REQUIREMENT:
Tally the lines below that contain the word "facility", and give only that number.
[Begin SOURCE MATERIAL]
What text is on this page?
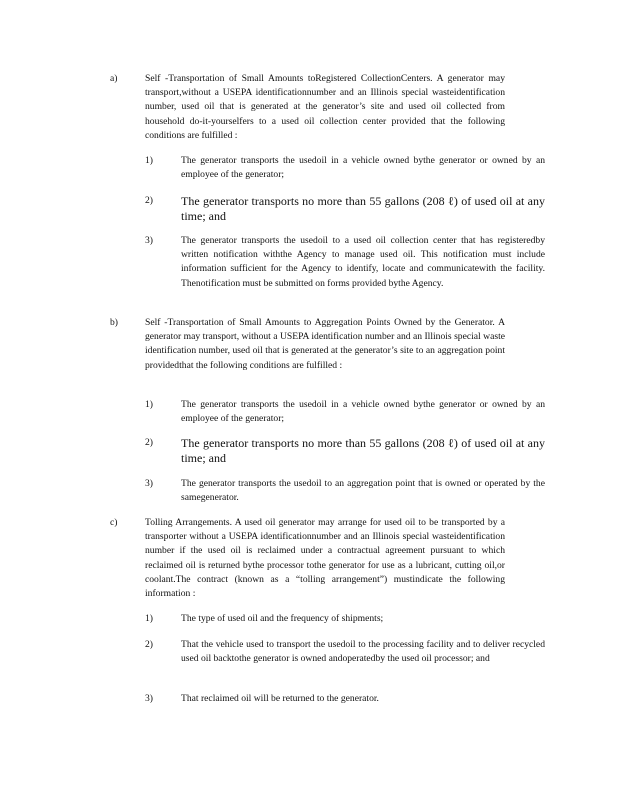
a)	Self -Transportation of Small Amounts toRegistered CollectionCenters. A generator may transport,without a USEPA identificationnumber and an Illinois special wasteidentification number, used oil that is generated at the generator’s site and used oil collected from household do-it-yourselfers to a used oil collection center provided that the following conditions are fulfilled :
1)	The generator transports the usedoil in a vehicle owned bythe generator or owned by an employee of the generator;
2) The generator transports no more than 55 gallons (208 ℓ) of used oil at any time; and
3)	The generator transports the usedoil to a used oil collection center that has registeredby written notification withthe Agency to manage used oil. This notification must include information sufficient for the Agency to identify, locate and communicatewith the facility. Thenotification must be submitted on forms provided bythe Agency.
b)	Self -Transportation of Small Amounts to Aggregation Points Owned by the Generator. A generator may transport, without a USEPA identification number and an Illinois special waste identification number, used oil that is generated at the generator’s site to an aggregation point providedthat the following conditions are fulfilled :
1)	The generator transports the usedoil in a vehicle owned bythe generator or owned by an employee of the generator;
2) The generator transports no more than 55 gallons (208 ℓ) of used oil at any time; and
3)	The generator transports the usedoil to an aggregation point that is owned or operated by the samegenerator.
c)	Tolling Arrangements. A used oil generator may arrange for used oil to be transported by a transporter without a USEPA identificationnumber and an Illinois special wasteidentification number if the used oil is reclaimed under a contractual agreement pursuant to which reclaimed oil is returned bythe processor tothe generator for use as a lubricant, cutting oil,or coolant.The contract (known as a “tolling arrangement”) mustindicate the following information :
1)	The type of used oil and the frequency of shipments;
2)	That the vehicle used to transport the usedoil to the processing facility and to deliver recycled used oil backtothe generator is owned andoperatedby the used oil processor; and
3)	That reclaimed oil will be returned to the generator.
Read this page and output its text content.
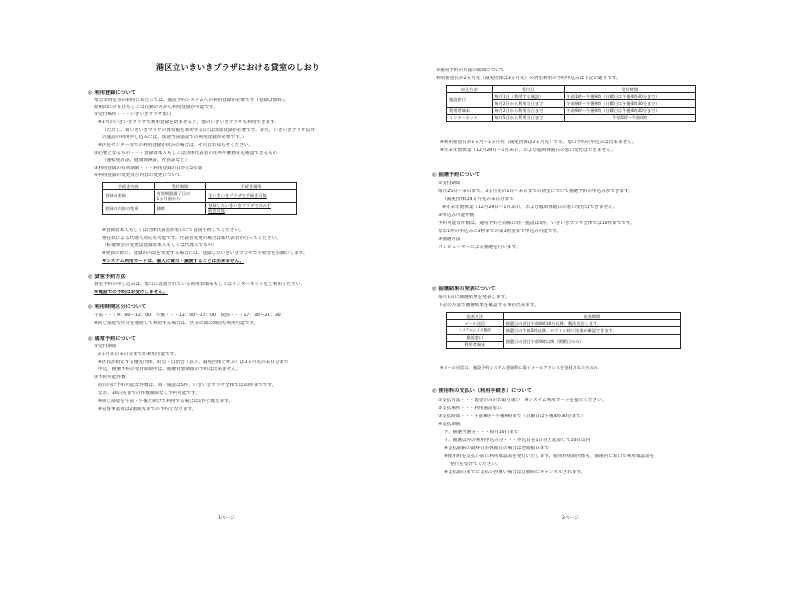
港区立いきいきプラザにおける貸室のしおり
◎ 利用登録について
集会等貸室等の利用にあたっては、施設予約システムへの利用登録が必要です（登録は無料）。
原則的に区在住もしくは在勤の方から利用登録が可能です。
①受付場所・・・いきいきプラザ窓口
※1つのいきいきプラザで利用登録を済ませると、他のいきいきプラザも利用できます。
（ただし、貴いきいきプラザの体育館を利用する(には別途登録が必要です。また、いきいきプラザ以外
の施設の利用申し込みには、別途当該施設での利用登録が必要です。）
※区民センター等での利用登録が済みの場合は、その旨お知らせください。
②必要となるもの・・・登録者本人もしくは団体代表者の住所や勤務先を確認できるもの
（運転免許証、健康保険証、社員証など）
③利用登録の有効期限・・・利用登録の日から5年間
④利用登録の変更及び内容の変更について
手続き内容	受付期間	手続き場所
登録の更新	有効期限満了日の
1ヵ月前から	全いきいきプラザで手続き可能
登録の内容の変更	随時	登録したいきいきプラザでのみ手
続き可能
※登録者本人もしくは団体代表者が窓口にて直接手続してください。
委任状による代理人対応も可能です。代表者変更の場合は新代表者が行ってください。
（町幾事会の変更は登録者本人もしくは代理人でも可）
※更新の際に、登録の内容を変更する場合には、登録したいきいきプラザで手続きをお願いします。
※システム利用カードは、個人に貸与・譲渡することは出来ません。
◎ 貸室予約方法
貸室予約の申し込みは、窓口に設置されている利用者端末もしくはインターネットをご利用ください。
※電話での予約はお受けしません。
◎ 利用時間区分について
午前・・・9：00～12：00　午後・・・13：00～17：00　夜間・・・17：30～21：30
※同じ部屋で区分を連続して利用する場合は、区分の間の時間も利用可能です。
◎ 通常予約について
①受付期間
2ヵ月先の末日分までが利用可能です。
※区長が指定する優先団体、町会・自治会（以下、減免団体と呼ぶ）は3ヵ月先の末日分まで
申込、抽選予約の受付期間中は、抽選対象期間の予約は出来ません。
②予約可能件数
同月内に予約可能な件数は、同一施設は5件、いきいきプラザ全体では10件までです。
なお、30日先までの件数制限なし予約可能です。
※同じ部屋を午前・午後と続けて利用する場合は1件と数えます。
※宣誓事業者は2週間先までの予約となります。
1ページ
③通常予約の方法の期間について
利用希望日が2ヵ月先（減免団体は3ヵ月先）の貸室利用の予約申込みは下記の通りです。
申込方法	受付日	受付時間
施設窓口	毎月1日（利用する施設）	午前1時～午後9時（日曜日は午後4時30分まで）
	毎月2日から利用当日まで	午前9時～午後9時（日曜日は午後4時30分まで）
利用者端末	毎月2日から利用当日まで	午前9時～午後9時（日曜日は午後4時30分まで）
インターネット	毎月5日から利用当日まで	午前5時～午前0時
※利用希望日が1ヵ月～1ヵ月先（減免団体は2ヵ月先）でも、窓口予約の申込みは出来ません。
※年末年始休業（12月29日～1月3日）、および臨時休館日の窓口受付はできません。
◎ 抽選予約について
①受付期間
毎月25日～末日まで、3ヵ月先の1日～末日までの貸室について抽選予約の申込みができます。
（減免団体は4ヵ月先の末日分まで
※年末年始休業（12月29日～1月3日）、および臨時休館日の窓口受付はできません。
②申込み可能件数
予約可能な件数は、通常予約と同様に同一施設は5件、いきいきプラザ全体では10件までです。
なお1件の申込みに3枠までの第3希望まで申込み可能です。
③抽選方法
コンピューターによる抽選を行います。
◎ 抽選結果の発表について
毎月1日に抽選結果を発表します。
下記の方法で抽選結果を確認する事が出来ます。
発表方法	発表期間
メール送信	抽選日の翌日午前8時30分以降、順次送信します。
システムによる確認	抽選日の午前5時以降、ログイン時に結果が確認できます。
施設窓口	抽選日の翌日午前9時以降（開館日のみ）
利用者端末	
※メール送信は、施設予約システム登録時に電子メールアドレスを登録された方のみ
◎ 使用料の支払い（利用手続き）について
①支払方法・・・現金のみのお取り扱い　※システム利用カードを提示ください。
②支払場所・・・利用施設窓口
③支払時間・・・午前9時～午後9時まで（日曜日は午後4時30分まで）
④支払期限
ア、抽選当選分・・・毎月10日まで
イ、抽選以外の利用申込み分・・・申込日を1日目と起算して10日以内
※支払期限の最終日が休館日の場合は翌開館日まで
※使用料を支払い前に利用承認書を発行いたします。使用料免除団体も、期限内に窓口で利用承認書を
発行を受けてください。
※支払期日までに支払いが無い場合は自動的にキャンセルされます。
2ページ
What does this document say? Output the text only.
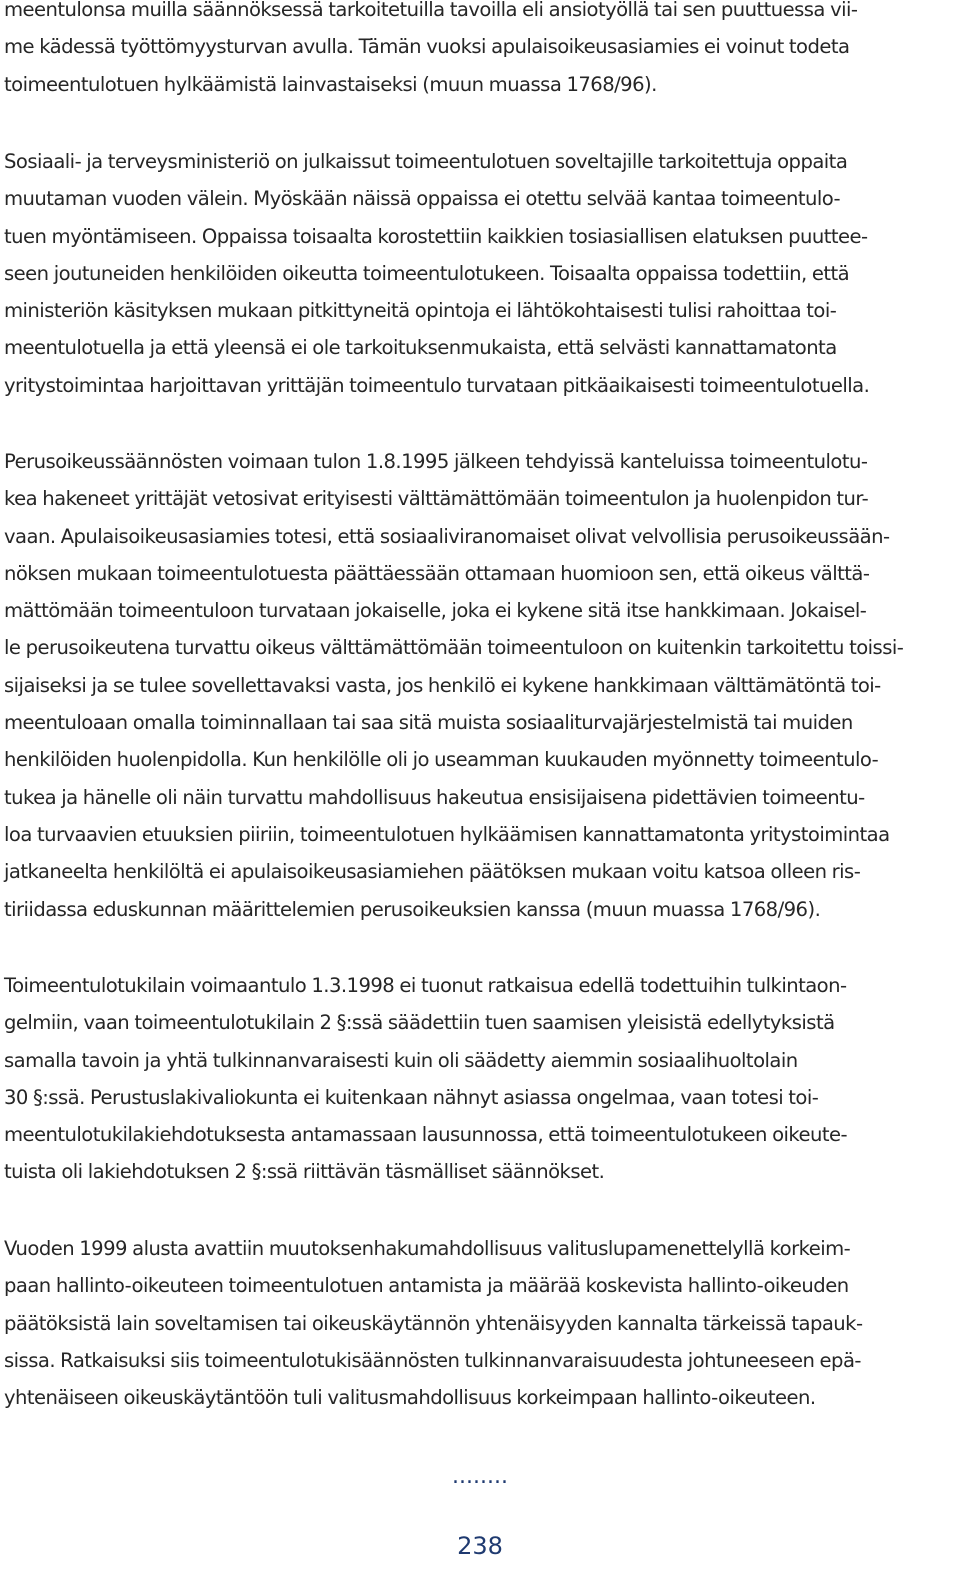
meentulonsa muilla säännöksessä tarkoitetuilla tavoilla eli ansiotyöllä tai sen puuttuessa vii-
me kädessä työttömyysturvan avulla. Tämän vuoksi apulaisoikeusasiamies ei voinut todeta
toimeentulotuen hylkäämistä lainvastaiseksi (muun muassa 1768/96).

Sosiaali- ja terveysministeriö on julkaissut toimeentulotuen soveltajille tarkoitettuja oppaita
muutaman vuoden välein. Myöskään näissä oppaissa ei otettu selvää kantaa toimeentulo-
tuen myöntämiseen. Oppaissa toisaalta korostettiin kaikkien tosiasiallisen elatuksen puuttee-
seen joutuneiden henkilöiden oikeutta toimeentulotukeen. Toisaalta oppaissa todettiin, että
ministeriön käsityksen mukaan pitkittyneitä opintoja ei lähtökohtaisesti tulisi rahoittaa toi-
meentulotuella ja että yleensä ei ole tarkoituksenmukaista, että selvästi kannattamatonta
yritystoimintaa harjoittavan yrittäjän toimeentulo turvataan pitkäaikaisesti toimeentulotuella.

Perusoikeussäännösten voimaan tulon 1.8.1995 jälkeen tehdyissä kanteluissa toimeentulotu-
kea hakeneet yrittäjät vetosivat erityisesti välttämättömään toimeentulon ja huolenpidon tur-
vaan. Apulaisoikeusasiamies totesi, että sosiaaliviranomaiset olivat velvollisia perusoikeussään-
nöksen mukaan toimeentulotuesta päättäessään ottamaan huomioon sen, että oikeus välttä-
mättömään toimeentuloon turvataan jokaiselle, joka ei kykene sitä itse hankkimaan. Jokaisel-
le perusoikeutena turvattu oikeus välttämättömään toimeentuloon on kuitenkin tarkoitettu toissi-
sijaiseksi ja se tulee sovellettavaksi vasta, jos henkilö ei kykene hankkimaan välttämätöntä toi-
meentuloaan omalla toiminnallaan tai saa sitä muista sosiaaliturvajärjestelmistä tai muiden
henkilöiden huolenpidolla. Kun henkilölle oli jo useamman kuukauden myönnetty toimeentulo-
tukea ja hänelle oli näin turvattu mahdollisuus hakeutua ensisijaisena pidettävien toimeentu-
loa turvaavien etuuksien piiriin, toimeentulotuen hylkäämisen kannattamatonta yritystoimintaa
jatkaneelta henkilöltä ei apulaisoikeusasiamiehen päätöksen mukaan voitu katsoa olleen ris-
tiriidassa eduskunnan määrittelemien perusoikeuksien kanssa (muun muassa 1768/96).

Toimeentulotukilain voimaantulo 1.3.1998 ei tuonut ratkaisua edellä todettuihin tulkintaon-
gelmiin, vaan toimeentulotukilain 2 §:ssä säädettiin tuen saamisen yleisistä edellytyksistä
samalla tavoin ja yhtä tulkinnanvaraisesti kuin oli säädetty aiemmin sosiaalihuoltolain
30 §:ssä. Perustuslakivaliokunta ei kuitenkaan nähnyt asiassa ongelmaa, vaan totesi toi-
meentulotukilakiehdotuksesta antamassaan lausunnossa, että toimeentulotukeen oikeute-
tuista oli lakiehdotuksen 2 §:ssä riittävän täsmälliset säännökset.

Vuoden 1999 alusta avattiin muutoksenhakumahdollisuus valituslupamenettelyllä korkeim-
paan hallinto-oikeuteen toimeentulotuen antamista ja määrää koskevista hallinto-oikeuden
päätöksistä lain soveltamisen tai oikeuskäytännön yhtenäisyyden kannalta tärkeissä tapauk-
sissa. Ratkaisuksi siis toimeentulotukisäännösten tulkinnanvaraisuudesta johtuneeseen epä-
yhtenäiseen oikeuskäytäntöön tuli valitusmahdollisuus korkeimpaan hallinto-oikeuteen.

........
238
[End SOURCE MATERIAL]
FINAL RESULT:
2